_WHAT YOU SHOULD DO_
What follows is a set of entries. Repeat them exactly, but not their pictures.

========

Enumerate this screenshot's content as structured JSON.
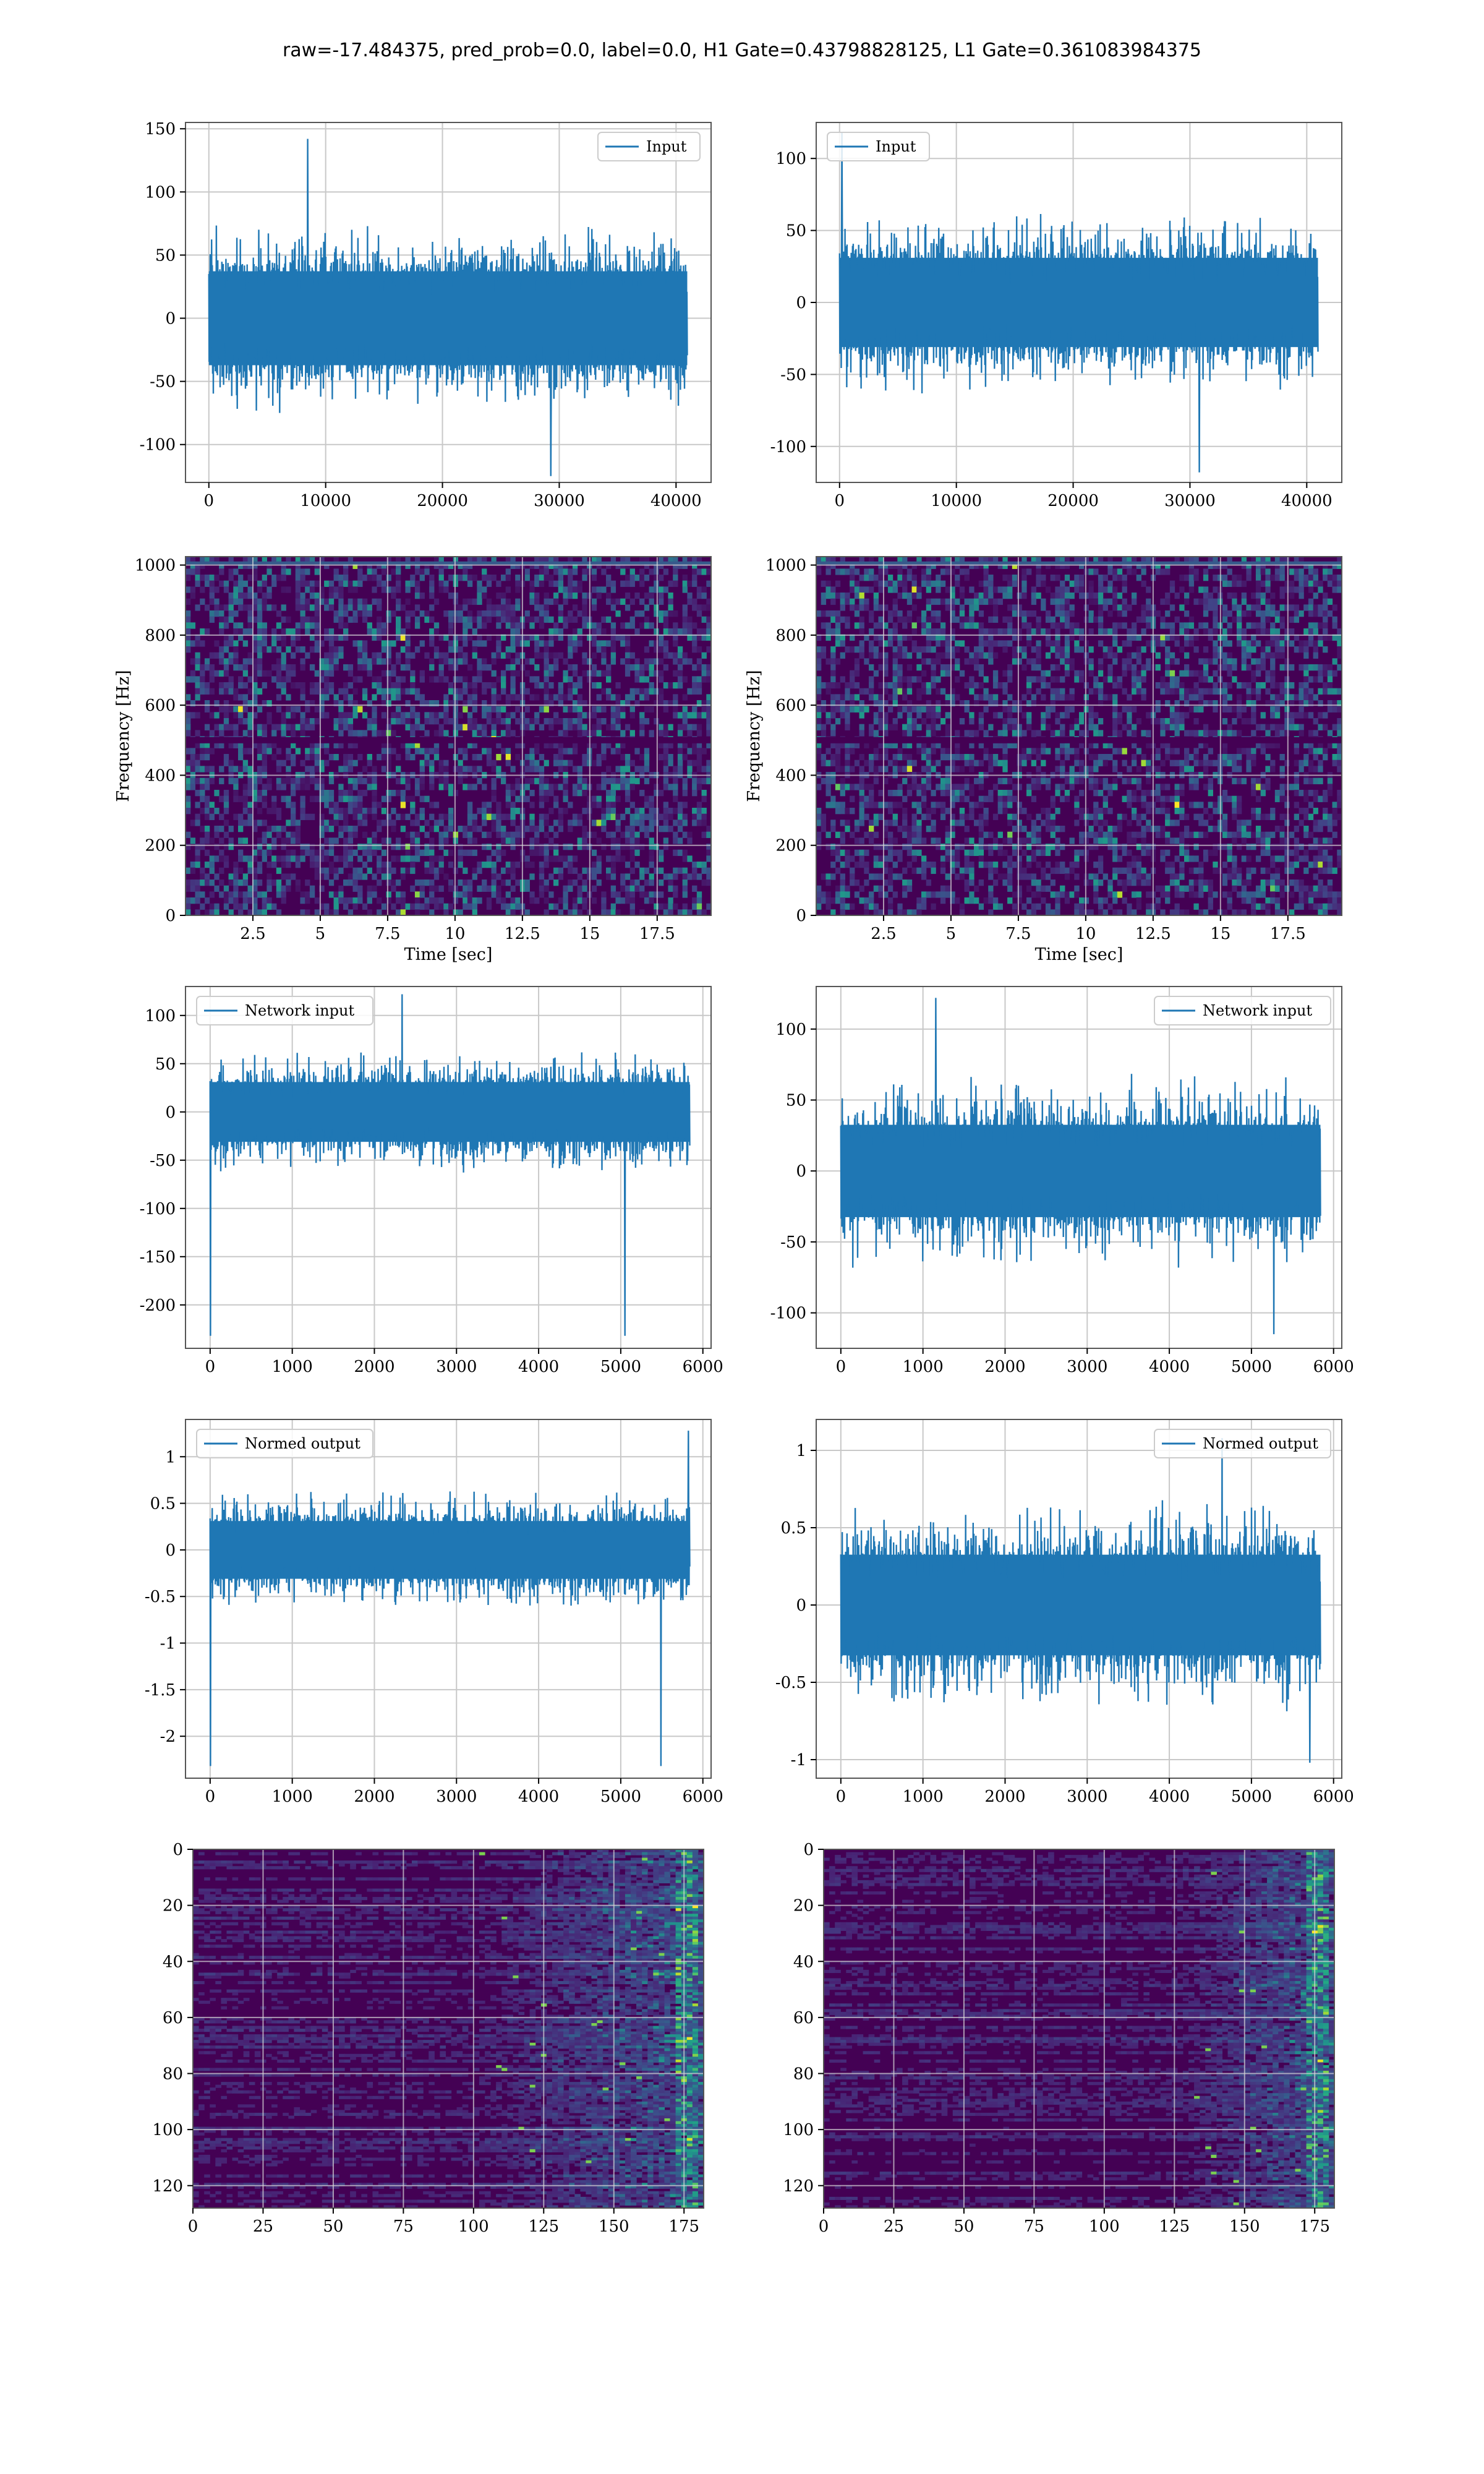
{
  "figure": {
    "title": "raw=-17.484375, pred_prob=0.0, label=0.0, H1 Gate=0.43798828125, L1 Gate=0.361083984375"
  },
  "colors": {
    "line": "#1f77b4",
    "grid": "#c8c8c8",
    "axes": "#000000",
    "viridis_dark": "#440154",
    "viridis_mid": "#21918c",
    "viridis_bright": "#fde725"
  },
  "chart_data": [
    {
      "id": "h1-input",
      "type": "line",
      "title": "",
      "xlabel": "",
      "ylabel": "",
      "legend": "Input",
      "legend_loc": "top-right",
      "xlim": [
        -2000,
        43000
      ],
      "ylim": [
        -130,
        155
      ],
      "xticks": [
        0,
        10000,
        20000,
        30000,
        40000
      ],
      "yticks": [
        -100,
        -50,
        0,
        50,
        100,
        150
      ],
      "series": [
        {
          "name": "Input",
          "x_range": [
            0,
            40960
          ],
          "typical_abs": [
            45,
            75
          ],
          "min": -125,
          "max": 142
        }
      ],
      "grid": true
    },
    {
      "id": "l1-input",
      "type": "line",
      "title": "",
      "xlabel": "",
      "ylabel": "",
      "legend": "Input",
      "legend_loc": "top-left",
      "xlim": [
        -2000,
        43000
      ],
      "ylim": [
        -125,
        125
      ],
      "xticks": [
        0,
        10000,
        20000,
        30000,
        40000
      ],
      "yticks": [
        -100,
        -50,
        0,
        50,
        100
      ],
      "series": [
        {
          "name": "Input",
          "x_range": [
            0,
            40960
          ],
          "typical_abs": [
            35,
            65
          ],
          "min": -118,
          "max": 118
        }
      ],
      "grid": true
    },
    {
      "id": "h1-spectrogram",
      "type": "heatmap",
      "title": "",
      "xlabel": "Time [sec]",
      "ylabel": "Frequency [Hz]",
      "xlim": [
        0,
        19.5
      ],
      "ylim": [
        0,
        1024
      ],
      "xticks": [
        2.5,
        5.0,
        7.5,
        10.0,
        12.5,
        15.0,
        17.5
      ],
      "yticks": [
        0,
        200,
        400,
        600,
        800,
        1000
      ],
      "colormap": "viridis",
      "grid": true,
      "features": {
        "bright_hz_band": 1005,
        "dark_hz_bands": [
          500
        ]
      }
    },
    {
      "id": "l1-spectrogram",
      "type": "heatmap",
      "title": "",
      "xlabel": "Time [sec]",
      "ylabel": "Frequency [Hz]",
      "xlim": [
        0,
        19.5
      ],
      "ylim": [
        0,
        1024
      ],
      "xticks": [
        2.5,
        5.0,
        7.5,
        10.0,
        12.5,
        15.0,
        17.5
      ],
      "yticks": [
        0,
        200,
        400,
        600,
        800,
        1000
      ],
      "colormap": "viridis",
      "grid": true,
      "features": {
        "bright_hz_band": 1005,
        "dark_hz_bands": [
          500
        ]
      }
    },
    {
      "id": "h1-network-input",
      "type": "line",
      "title": "",
      "xlabel": "",
      "ylabel": "",
      "legend": "Network input",
      "legend_loc": "top-left",
      "xlim": [
        -300,
        6100
      ],
      "ylim": [
        -245,
        130
      ],
      "xticks": [
        0,
        1000,
        2000,
        3000,
        4000,
        5000,
        6000
      ],
      "yticks": [
        -200,
        -150,
        -100,
        -50,
        0,
        50,
        100
      ],
      "series": [
        {
          "name": "Network input",
          "x_range": [
            0,
            5840
          ],
          "typical_abs": [
            35,
            65
          ],
          "min": -232,
          "max": 122
        }
      ],
      "grid": true
    },
    {
      "id": "l1-network-input",
      "type": "line",
      "title": "",
      "xlabel": "",
      "ylabel": "",
      "legend": "Network input",
      "legend_loc": "top-right",
      "xlim": [
        -300,
        6100
      ],
      "ylim": [
        -125,
        130
      ],
      "xticks": [
        0,
        1000,
        2000,
        3000,
        4000,
        5000,
        6000
      ],
      "yticks": [
        -100,
        -50,
        0,
        50,
        100
      ],
      "series": [
        {
          "name": "Network input",
          "x_range": [
            0,
            5840
          ],
          "typical_abs": [
            35,
            70
          ],
          "min": -115,
          "max": 122
        }
      ],
      "grid": true
    },
    {
      "id": "h1-normed-output",
      "type": "line",
      "title": "",
      "xlabel": "",
      "ylabel": "",
      "legend": "Normed output",
      "legend_loc": "top-left",
      "xlim": [
        -300,
        6100
      ],
      "ylim": [
        -2.45,
        1.4
      ],
      "xticks": [
        0,
        1000,
        2000,
        3000,
        4000,
        5000,
        6000
      ],
      "yticks": [
        -2.0,
        -1.5,
        -1.0,
        -0.5,
        0.0,
        0.5,
        1.0
      ],
      "series": [
        {
          "name": "Normed output",
          "x_range": [
            0,
            5840
          ],
          "typical_abs": [
            0.35,
            0.65
          ],
          "min": -2.32,
          "max": 1.28
        }
      ],
      "grid": true
    },
    {
      "id": "l1-normed-output",
      "type": "line",
      "title": "",
      "xlabel": "",
      "ylabel": "",
      "legend": "Normed output",
      "legend_loc": "top-right",
      "xlim": [
        -300,
        6100
      ],
      "ylim": [
        -1.12,
        1.2
      ],
      "xticks": [
        0,
        1000,
        2000,
        3000,
        4000,
        5000,
        6000
      ],
      "yticks": [
        -1.0,
        -0.5,
        0.0,
        0.5,
        1.0
      ],
      "series": [
        {
          "name": "Normed output",
          "x_range": [
            0,
            5840
          ],
          "typical_abs": [
            0.35,
            0.7
          ],
          "min": -1.02,
          "max": 1.08
        }
      ],
      "grid": true
    },
    {
      "id": "h1-features",
      "type": "heatmap",
      "title": "",
      "xlabel": "",
      "ylabel": "",
      "xlim": [
        0,
        182
      ],
      "ylim": [
        128,
        0
      ],
      "xticks": [
        0,
        25,
        50,
        75,
        100,
        125,
        150,
        175
      ],
      "yticks": [
        0,
        20,
        40,
        60,
        80,
        100,
        120
      ],
      "colormap": "viridis",
      "grid": true,
      "features": {
        "activity_ramp_start": 100,
        "bright_col": 175
      }
    },
    {
      "id": "l1-features",
      "type": "heatmap",
      "title": "",
      "xlabel": "",
      "ylabel": "",
      "xlim": [
        0,
        182
      ],
      "ylim": [
        128,
        0
      ],
      "xticks": [
        0,
        25,
        50,
        75,
        100,
        125,
        150,
        175
      ],
      "yticks": [
        0,
        20,
        40,
        60,
        80,
        100,
        120
      ],
      "colormap": "viridis",
      "grid": true,
      "features": {
        "activity_ramp_start": 125,
        "bright_col": 175
      }
    }
  ]
}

========

_RESULT_
Enumerate this screenshot's content as structured JSON.
{
  "figure": {
    "title": "raw=-17.484375, pred_prob=0.0, label=0.0, H1 Gate=0.43798828125, L1 Gate=0.361083984375"
  },
  "colors": {
    "line": "#1f77b4",
    "grid": "#c8c8c8",
    "axes": "#000000",
    "viridis_dark": "#440154",
    "viridis_mid": "#21918c",
    "viridis_bright": "#fde725"
  },
  "chart_data": [
    {
      "id": "h1-input",
      "type": "line",
      "title": "",
      "xlabel": "",
      "ylabel": "",
      "legend": "Input",
      "legend_loc": "top-right",
      "xlim": [
        -2000,
        43000
      ],
      "ylim": [
        -130,
        155
      ],
      "xticks": [
        0,
        10000,
        20000,
        30000,
        40000
      ],
      "yticks": [
        -100,
        -50,
        0,
        50,
        100,
        150
      ],
      "series": [
        {
          "name": "Input",
          "x_range": [
            0,
            40960
          ],
          "typical_abs": [
            45,
            75
          ],
          "min": -125,
          "max": 142
        }
      ],
      "grid": true
    },
    {
      "id": "l1-input",
      "type": "line",
      "title": "",
      "xlabel": "",
      "ylabel": "",
      "legend": "Input",
      "legend_loc": "top-left",
      "xlim": [
        -2000,
        43000
      ],
      "ylim": [
        -125,
        125
      ],
      "xticks": [
        0,
        10000,
        20000,
        30000,
        40000
      ],
      "yticks": [
        -100,
        -50,
        0,
        50,
        100
      ],
      "series": [
        {
          "name": "Input",
          "x_range": [
            0,
            40960
          ],
          "typical_abs": [
            35,
            65
          ],
          "min": -118,
          "max": 118
        }
      ],
      "grid": true
    },
    {
      "id": "h1-spectrogram",
      "type": "heatmap",
      "title": "",
      "xlabel": "Time [sec]",
      "ylabel": "Frequency [Hz]",
      "xlim": [
        0,
        19.5
      ],
      "ylim": [
        0,
        1024
      ],
      "xticks": [
        2.5,
        5.0,
        7.5,
        10.0,
        12.5,
        15.0,
        17.5
      ],
      "yticks": [
        0,
        200,
        400,
        600,
        800,
        1000
      ],
      "colormap": "viridis",
      "grid": true,
      "features": {
        "bright_hz_band": 1005,
        "dark_hz_bands": [
          500
        ]
      }
    },
    {
      "id": "l1-spectrogram",
      "type": "heatmap",
      "title": "",
      "xlabel": "Time [sec]",
      "ylabel": "Frequency [Hz]",
      "xlim": [
        0,
        19.5
      ],
      "ylim": [
        0,
        1024
      ],
      "xticks": [
        2.5,
        5.0,
        7.5,
        10.0,
        12.5,
        15.0,
        17.5
      ],
      "yticks": [
        0,
        200,
        400,
        600,
        800,
        1000
      ],
      "colormap": "viridis",
      "grid": true,
      "features": {
        "bright_hz_band": 1005,
        "dark_hz_bands": [
          500
        ]
      }
    },
    {
      "id": "h1-network-input",
      "type": "line",
      "title": "",
      "xlabel": "",
      "ylabel": "",
      "legend": "Network input",
      "legend_loc": "top-left",
      "xlim": [
        -300,
        6100
      ],
      "ylim": [
        -245,
        130
      ],
      "xticks": [
        0,
        1000,
        2000,
        3000,
        4000,
        5000,
        6000
      ],
      "yticks": [
        -200,
        -150,
        -100,
        -50,
        0,
        50,
        100
      ],
      "series": [
        {
          "name": "Network input",
          "x_range": [
            0,
            5840
          ],
          "typical_abs": [
            35,
            65
          ],
          "min": -232,
          "max": 122
        }
      ],
      "grid": true
    },
    {
      "id": "l1-network-input",
      "type": "line",
      "title": "",
      "xlabel": "",
      "ylabel": "",
      "legend": "Network input",
      "legend_loc": "top-right",
      "xlim": [
        -300,
        6100
      ],
      "ylim": [
        -125,
        130
      ],
      "xticks": [
        0,
        1000,
        2000,
        3000,
        4000,
        5000,
        6000
      ],
      "yticks": [
        -100,
        -50,
        0,
        50,
        100
      ],
      "series": [
        {
          "name": "Network input",
          "x_range": [
            0,
            5840
          ],
          "typical_abs": [
            35,
            70
          ],
          "min": -115,
          "max": 122
        }
      ],
      "grid": true
    },
    {
      "id": "h1-normed-output",
      "type": "line",
      "title": "",
      "xlabel": "",
      "ylabel": "",
      "legend": "Normed output",
      "legend_loc": "top-left",
      "xlim": [
        -300,
        6100
      ],
      "ylim": [
        -2.45,
        1.4
      ],
      "xticks": [
        0,
        1000,
        2000,
        3000,
        4000,
        5000,
        6000
      ],
      "yticks": [
        -2.0,
        -1.5,
        -1.0,
        -0.5,
        0.0,
        0.5,
        1.0
      ],
      "series": [
        {
          "name": "Normed output",
          "x_range": [
            0,
            5840
          ],
          "typical_abs": [
            0.35,
            0.65
          ],
          "min": -2.32,
          "max": 1.28
        }
      ],
      "grid": true
    },
    {
      "id": "l1-normed-output",
      "type": "line",
      "title": "",
      "xlabel": "",
      "ylabel": "",
      "legend": "Normed output",
      "legend_loc": "top-right",
      "xlim": [
        -300,
        6100
      ],
      "ylim": [
        -1.12,
        1.2
      ],
      "xticks": [
        0,
        1000,
        2000,
        3000,
        4000,
        5000,
        6000
      ],
      "yticks": [
        -1.0,
        -0.5,
        0.0,
        0.5,
        1.0
      ],
      "series": [
        {
          "name": "Normed output",
          "x_range": [
            0,
            5840
          ],
          "typical_abs": [
            0.35,
            0.7
          ],
          "min": -1.02,
          "max": 1.08
        }
      ],
      "grid": true
    },
    {
      "id": "h1-features",
      "type": "heatmap",
      "title": "",
      "xlabel": "",
      "ylabel": "",
      "xlim": [
        0,
        182
      ],
      "ylim": [
        128,
        0
      ],
      "xticks": [
        0,
        25,
        50,
        75,
        100,
        125,
        150,
        175
      ],
      "yticks": [
        0,
        20,
        40,
        60,
        80,
        100,
        120
      ],
      "colormap": "viridis",
      "grid": true,
      "features": {
        "activity_ramp_start": 100,
        "bright_col": 175
      }
    },
    {
      "id": "l1-features",
      "type": "heatmap",
      "title": "",
      "xlabel": "",
      "ylabel": "",
      "xlim": [
        0,
        182
      ],
      "ylim": [
        128,
        0
      ],
      "xticks": [
        0,
        25,
        50,
        75,
        100,
        125,
        150,
        175
      ],
      "yticks": [
        0,
        20,
        40,
        60,
        80,
        100,
        120
      ],
      "colormap": "viridis",
      "grid": true,
      "features": {
        "activity_ramp_start": 125,
        "bright_col": 175
      }
    }
  ]
}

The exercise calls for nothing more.